To do: Identify the lines that contain the string "image" and copy all of them.

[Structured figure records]
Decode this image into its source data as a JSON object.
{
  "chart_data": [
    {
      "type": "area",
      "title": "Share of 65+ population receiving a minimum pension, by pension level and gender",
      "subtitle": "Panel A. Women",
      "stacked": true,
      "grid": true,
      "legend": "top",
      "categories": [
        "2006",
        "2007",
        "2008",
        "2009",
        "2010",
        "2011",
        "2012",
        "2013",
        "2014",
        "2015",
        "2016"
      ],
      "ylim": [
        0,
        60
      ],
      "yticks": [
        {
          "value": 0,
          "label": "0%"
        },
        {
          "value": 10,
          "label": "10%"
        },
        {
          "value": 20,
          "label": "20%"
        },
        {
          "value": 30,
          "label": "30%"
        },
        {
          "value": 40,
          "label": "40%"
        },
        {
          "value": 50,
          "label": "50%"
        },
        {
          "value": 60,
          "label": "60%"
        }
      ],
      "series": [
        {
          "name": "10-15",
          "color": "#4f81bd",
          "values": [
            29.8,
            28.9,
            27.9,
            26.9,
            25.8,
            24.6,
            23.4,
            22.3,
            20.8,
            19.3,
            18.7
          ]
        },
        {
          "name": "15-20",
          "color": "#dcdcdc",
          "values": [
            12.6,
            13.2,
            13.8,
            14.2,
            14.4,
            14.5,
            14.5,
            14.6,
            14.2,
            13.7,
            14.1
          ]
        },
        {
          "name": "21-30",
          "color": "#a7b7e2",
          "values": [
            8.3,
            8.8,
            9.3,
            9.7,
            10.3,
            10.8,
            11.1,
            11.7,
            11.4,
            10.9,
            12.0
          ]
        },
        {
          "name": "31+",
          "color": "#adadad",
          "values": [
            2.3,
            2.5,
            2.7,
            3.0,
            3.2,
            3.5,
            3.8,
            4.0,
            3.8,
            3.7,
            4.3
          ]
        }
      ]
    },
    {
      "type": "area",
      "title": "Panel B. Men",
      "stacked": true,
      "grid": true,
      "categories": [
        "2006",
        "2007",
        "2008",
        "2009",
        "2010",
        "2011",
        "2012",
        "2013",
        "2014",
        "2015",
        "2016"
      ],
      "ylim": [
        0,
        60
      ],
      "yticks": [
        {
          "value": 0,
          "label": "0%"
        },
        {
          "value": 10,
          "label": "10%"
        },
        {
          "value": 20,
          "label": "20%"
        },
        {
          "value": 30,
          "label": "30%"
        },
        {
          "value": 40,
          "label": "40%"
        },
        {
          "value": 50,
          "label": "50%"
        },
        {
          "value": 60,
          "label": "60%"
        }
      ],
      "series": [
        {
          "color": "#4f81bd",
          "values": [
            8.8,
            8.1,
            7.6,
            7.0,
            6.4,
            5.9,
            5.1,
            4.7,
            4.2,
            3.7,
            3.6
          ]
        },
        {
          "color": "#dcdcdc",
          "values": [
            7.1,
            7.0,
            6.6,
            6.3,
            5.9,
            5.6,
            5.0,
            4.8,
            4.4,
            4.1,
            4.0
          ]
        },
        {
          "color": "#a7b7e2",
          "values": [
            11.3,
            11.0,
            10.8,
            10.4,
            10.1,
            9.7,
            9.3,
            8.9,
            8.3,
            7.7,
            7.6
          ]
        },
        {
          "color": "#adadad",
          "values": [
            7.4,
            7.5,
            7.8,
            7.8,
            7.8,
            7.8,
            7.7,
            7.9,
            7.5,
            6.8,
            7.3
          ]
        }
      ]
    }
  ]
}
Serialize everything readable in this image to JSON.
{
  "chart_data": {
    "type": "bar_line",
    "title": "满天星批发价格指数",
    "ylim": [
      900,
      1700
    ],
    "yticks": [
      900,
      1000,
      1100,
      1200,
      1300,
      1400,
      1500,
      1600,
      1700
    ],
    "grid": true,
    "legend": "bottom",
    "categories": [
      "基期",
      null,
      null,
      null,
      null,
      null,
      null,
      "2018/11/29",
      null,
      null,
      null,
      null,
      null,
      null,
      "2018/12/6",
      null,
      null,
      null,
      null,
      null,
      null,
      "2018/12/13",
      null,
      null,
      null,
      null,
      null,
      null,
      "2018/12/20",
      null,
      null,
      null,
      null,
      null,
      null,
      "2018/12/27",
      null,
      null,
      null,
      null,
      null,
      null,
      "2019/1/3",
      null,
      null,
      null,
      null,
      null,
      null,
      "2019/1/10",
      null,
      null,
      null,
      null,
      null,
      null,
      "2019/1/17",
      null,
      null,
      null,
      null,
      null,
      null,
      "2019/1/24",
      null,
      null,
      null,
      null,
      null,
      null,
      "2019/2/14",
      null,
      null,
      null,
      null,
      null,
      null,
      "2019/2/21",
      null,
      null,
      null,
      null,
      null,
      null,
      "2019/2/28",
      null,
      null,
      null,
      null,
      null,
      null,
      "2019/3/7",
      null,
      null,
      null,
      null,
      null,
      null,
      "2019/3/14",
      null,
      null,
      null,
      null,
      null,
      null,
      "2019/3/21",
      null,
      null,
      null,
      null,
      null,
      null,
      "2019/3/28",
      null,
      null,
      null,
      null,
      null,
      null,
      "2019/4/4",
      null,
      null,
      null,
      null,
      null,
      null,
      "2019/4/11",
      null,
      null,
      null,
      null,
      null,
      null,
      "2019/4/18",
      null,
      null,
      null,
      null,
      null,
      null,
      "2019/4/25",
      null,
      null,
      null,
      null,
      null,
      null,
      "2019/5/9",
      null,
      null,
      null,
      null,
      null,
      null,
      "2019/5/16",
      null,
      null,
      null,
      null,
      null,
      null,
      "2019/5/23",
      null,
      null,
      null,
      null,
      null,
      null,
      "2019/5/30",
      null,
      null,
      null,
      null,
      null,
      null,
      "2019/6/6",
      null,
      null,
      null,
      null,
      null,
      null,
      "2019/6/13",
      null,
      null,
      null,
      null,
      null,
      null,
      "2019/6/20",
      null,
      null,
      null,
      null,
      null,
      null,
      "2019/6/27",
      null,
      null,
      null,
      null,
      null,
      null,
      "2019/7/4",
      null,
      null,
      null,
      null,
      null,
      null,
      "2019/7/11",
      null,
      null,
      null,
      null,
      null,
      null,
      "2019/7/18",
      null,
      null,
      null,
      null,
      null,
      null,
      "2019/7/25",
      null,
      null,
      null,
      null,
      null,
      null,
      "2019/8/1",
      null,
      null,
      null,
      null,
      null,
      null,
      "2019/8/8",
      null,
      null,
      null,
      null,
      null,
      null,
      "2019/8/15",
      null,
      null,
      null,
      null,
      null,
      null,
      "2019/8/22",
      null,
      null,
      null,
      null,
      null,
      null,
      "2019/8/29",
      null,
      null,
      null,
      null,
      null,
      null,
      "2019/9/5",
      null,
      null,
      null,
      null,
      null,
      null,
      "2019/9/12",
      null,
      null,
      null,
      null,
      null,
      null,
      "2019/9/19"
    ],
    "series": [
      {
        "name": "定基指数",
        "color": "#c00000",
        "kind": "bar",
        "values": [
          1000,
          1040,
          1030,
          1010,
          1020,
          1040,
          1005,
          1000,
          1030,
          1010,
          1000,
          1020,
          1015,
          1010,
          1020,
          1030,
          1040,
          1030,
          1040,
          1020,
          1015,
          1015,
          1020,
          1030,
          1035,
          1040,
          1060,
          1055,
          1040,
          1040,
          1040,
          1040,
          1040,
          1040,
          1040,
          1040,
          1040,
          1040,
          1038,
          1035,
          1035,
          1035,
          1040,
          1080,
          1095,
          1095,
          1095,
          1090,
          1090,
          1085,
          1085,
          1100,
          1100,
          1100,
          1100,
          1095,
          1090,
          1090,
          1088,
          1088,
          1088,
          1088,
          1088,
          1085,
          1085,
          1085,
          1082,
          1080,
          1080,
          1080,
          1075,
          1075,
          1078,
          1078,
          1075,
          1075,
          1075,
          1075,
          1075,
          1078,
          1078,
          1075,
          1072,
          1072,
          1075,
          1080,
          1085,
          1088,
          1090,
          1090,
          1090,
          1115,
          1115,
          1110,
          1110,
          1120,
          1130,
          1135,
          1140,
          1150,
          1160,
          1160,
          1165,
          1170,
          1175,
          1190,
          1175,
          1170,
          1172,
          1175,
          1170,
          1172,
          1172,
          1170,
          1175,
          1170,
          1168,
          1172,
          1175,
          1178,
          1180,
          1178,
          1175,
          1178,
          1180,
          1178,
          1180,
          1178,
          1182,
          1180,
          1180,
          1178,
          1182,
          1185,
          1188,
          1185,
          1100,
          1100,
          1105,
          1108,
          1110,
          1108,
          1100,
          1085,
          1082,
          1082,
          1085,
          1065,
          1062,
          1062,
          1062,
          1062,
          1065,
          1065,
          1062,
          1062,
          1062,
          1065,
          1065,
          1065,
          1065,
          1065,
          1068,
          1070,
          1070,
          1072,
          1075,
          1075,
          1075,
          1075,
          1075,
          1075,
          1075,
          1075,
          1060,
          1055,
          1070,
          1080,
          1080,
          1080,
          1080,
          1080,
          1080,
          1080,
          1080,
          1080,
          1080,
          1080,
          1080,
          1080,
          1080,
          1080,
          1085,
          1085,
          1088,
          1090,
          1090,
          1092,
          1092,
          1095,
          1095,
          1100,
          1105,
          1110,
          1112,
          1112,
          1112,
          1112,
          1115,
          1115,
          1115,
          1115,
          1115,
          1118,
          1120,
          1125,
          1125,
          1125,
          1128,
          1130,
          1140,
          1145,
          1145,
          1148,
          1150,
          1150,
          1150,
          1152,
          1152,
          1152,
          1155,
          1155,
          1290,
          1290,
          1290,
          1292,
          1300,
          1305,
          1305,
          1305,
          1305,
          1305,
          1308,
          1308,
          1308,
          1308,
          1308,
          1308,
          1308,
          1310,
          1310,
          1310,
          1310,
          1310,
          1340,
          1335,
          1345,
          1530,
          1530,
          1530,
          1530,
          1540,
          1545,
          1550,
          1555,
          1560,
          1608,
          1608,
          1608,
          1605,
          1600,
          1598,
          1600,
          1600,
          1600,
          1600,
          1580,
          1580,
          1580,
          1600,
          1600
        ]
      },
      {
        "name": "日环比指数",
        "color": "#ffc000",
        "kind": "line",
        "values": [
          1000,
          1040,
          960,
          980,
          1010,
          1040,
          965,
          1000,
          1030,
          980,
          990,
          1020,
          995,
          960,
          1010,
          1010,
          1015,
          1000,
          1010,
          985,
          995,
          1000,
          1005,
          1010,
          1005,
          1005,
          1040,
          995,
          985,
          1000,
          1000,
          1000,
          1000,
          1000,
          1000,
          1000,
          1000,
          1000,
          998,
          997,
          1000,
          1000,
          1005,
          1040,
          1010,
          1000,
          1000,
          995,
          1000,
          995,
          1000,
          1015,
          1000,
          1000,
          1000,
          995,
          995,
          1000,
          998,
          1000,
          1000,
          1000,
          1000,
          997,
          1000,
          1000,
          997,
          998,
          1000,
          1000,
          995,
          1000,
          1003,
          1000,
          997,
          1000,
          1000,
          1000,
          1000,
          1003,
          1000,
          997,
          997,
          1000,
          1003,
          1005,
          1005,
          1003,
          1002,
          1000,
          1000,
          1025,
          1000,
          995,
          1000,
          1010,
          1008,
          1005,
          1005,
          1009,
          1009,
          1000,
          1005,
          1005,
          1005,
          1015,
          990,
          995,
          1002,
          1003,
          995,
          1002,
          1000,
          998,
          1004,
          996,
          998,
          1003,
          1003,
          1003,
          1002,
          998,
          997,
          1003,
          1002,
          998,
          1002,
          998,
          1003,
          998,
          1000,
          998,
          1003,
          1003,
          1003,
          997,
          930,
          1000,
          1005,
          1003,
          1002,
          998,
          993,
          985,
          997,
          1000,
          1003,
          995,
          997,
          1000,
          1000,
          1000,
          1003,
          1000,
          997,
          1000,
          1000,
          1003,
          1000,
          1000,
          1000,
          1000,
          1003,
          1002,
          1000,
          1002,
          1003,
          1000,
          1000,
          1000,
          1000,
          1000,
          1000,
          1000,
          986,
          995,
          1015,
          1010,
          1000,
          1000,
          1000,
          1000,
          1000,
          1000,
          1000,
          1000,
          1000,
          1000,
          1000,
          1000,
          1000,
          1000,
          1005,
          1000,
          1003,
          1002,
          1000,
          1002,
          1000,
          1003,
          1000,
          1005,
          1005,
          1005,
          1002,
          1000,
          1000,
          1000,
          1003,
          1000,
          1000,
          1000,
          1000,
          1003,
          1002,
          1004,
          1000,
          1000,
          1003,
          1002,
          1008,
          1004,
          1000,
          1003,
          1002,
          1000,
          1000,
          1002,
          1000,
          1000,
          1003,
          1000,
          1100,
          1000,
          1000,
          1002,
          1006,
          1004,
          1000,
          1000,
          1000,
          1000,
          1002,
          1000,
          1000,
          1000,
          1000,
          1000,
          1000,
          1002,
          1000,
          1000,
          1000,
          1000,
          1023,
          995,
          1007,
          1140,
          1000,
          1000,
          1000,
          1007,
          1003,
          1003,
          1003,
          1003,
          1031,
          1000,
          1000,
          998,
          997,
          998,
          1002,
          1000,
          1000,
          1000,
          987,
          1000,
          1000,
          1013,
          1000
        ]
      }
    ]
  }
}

Exercise response:
Decode this image into its source data as a JSON object.
Serialize everything readable in this image to JSON.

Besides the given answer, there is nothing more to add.